[Aim of the exercise]:
Transcribe the listing below word for word.

** Start of Records for this task **

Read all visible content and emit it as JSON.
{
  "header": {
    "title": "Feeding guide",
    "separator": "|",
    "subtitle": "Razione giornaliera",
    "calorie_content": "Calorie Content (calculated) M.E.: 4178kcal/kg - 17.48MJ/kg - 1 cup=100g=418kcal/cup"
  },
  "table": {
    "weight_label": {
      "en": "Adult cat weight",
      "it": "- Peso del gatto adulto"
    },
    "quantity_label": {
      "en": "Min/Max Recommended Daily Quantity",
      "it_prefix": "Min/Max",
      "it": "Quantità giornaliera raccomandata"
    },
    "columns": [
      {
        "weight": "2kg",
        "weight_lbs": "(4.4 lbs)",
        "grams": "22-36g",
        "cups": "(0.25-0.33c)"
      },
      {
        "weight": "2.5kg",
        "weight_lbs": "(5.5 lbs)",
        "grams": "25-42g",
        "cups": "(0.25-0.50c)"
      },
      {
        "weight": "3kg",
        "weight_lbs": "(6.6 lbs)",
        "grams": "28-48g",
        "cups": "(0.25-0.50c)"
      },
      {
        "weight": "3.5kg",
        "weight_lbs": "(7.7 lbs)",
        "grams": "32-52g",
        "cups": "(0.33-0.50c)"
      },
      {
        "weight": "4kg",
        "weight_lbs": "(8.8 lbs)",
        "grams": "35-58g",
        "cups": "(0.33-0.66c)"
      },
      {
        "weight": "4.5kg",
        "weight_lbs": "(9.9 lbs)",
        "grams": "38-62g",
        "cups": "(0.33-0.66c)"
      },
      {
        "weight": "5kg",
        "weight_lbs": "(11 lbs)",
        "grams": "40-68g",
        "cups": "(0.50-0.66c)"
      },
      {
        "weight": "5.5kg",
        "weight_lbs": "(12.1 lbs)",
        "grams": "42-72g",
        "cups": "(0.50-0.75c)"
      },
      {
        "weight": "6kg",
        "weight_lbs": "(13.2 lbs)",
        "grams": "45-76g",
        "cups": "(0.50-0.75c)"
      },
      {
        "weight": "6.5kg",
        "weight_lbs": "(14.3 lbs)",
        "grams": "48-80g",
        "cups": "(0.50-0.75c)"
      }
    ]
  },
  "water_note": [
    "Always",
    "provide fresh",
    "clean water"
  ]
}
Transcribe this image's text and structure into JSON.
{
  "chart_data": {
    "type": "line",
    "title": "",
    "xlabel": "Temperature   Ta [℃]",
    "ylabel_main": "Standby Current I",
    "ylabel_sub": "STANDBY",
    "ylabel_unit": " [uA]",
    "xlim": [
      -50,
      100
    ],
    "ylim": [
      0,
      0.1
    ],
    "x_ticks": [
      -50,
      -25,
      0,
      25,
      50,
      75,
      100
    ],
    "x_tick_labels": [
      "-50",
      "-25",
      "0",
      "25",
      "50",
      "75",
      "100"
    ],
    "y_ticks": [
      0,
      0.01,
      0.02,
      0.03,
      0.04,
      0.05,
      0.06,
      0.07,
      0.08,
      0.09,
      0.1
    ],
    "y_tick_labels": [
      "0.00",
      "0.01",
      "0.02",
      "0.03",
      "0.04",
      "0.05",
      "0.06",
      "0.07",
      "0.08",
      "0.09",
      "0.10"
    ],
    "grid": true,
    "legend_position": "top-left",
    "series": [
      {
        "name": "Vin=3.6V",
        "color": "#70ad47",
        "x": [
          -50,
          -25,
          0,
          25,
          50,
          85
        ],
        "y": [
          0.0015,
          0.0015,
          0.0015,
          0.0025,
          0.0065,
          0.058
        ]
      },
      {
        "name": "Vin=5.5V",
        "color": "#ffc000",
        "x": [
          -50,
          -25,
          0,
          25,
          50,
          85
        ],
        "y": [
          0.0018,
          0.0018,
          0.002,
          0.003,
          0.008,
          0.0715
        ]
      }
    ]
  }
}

** End of Records for this task **

[Solution to this exercise]:
Read all visible content and emit it as JSON.
{
  "header": {
    "title": "Feeding guide",
    "separator": "|",
    "subtitle": "Razione giornaliera",
    "calorie_content": "Calorie Content (calculated) M.E.: 4178kcal/kg - 17.48MJ/kg - 1 cup=100g=418kcal/cup"
  },
  "table": {
    "weight_label": {
      "en": "Adult cat weight",
      "it": "- Peso del gatto adulto"
    },
    "quantity_label": {
      "en": "Min/Max Recommended Daily Quantity",
      "it_prefix": "Min/Max",
      "it": "Quantità giornaliera raccomandata"
    },
    "columns": [
      {
        "weight": "2kg",
        "weight_lbs": "(4.4 lbs)",
        "grams": "22-36g",
        "cups": "(0.25-0.33c)"
      },
      {
        "weight": "2.5kg",
        "weight_lbs": "(5.5 lbs)",
        "grams": "25-42g",
        "cups": "(0.25-0.50c)"
      },
      {
        "weight": "3kg",
        "weight_lbs": "(6.6 lbs)",
        "grams": "28-48g",
        "cups": "(0.25-0.50c)"
      },
      {
        "weight": "3.5kg",
        "weight_lbs": "(7.7 lbs)",
        "grams": "32-52g",
        "cups": "(0.33-0.50c)"
      },
      {
        "weight": "4kg",
        "weight_lbs": "(8.8 lbs)",
        "grams": "35-58g",
        "cups": "(0.33-0.66c)"
      },
      {
        "weight": "4.5kg",
        "weight_lbs": "(9.9 lbs)",
        "grams": "38-62g",
        "cups": "(0.33-0.66c)"
      },
      {
        "weight": "5kg",
        "weight_lbs": "(11 lbs)",
        "grams": "40-68g",
        "cups": "(0.50-0.66c)"
      },
      {
        "weight": "5.5kg",
        "weight_lbs": "(12.1 lbs)",
        "grams": "42-72g",
        "cups": "(0.50-0.75c)"
      },
      {
        "weight": "6kg",
        "weight_lbs": "(13.2 lbs)",
        "grams": "45-76g",
        "cups": "(0.50-0.75c)"
      },
      {
        "weight": "6.5kg",
        "weight_lbs": "(14.3 lbs)",
        "grams": "48-80g",
        "cups": "(0.50-0.75c)"
      }
    ]
  },
  "water_note": [
    "Always",
    "provide fresh",
    "clean water"
  ]
}
Transcribe this image's text and structure into JSON.
{
  "chart_data": {
    "type": "line",
    "title": "",
    "xlabel": "Temperature   Ta [℃]",
    "ylabel_main": "Standby Current I",
    "ylabel_sub": "STANDBY",
    "ylabel_unit": " [uA]",
    "xlim": [
      -50,
      100
    ],
    "ylim": [
      0,
      0.1
    ],
    "x_ticks": [
      -50,
      -25,
      0,
      25,
      50,
      75,
      100
    ],
    "x_tick_labels": [
      "-50",
      "-25",
      "0",
      "25",
      "50",
      "75",
      "100"
    ],
    "y_ticks": [
      0,
      0.01,
      0.02,
      0.03,
      0.04,
      0.05,
      0.06,
      0.07,
      0.08,
      0.09,
      0.1
    ],
    "y_tick_labels": [
      "0.00",
      "0.01",
      "0.02",
      "0.03",
      "0.04",
      "0.05",
      "0.06",
      "0.07",
      "0.08",
      "0.09",
      "0.10"
    ],
    "grid": true,
    "legend_position": "top-left",
    "series": [
      {
        "name": "Vin=3.6V",
        "color": "#70ad47",
        "x": [
          -50,
          -25,
          0,
          25,
          50,
          85
        ],
        "y": [
          0.0015,
          0.0015,
          0.0015,
          0.0025,
          0.0065,
          0.058
        ]
      },
      {
        "name": "Vin=5.5V",
        "color": "#ffc000",
        "x": [
          -50,
          -25,
          0,
          25,
          50,
          85
        ],
        "y": [
          0.0018,
          0.0018,
          0.002,
          0.003,
          0.008,
          0.0715
        ]
      }
    ]
  }
}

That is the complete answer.